■ WHAT TO WORK ON:
Count the lines in the listing below that contain the string "method", matching case exactly, and give only the number.

* * * * * * * * *

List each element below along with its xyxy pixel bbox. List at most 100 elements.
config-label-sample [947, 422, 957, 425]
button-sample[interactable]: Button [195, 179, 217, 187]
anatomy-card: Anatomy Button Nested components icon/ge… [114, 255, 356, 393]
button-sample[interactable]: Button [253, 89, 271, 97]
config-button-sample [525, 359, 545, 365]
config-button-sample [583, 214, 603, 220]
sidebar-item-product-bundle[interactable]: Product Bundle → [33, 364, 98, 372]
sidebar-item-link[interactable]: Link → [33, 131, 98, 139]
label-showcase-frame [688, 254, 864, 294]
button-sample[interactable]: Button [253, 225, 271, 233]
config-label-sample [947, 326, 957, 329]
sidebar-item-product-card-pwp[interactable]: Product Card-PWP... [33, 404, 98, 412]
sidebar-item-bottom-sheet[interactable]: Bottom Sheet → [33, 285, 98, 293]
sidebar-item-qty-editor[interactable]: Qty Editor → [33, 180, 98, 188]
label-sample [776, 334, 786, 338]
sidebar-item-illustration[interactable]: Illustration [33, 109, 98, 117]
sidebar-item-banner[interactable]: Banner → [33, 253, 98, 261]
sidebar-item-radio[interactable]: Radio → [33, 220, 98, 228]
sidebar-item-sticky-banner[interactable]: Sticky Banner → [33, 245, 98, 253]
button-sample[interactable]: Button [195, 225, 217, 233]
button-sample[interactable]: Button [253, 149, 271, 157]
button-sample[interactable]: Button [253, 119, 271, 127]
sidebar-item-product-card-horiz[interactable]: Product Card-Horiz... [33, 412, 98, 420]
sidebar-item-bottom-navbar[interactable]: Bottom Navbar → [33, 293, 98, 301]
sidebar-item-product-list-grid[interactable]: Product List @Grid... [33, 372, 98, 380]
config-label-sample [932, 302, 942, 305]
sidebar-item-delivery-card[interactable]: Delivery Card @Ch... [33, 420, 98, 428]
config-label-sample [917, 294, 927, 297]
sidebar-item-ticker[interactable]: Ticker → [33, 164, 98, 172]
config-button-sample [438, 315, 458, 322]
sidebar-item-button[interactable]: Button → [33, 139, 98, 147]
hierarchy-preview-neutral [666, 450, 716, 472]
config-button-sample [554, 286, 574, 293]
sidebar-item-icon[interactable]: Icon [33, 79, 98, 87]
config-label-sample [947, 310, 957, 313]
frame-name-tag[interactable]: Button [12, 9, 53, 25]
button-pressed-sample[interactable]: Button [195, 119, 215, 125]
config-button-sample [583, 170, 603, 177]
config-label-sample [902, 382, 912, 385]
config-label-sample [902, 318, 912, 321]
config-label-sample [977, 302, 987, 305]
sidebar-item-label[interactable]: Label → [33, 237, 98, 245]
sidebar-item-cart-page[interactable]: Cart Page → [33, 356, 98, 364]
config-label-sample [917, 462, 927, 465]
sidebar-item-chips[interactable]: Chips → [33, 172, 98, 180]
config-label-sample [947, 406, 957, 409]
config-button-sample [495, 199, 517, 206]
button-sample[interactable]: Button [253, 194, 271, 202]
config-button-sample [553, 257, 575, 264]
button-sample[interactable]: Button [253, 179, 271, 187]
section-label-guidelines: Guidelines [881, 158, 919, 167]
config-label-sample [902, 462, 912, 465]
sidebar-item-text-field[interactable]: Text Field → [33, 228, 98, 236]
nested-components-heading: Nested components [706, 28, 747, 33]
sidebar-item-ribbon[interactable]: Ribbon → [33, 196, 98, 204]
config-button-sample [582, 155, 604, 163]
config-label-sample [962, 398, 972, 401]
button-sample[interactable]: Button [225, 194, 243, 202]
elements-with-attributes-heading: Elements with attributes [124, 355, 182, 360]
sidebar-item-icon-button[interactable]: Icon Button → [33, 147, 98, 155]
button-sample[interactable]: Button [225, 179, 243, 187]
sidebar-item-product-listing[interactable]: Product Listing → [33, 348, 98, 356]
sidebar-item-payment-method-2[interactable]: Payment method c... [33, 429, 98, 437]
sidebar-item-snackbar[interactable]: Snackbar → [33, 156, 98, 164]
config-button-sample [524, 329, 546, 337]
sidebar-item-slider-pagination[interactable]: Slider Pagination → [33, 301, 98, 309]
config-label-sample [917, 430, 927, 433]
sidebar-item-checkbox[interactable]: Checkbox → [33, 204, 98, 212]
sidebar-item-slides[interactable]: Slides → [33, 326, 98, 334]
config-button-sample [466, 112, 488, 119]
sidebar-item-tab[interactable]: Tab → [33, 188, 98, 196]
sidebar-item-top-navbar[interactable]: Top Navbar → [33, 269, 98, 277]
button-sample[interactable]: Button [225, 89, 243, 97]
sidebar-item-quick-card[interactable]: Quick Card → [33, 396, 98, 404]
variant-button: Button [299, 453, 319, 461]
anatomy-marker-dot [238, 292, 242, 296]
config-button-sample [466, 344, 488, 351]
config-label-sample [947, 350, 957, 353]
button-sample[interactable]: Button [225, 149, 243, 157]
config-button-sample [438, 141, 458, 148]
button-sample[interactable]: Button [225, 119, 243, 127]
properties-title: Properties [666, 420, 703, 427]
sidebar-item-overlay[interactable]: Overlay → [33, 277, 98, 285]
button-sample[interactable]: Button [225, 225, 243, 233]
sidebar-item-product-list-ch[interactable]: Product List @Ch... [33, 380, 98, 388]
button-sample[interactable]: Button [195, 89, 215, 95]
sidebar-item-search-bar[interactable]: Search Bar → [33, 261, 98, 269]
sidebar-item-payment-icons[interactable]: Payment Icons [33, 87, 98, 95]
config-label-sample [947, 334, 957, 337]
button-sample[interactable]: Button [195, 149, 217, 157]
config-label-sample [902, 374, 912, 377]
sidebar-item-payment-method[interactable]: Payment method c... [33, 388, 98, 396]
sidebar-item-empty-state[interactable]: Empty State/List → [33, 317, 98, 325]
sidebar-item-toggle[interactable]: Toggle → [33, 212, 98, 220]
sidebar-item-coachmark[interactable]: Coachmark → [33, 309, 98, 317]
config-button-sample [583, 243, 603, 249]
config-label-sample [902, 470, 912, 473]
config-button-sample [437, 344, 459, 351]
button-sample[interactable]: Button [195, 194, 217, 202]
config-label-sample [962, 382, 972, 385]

* * * * * * * * *

■ ANSWER TO THE PROBLEM:
2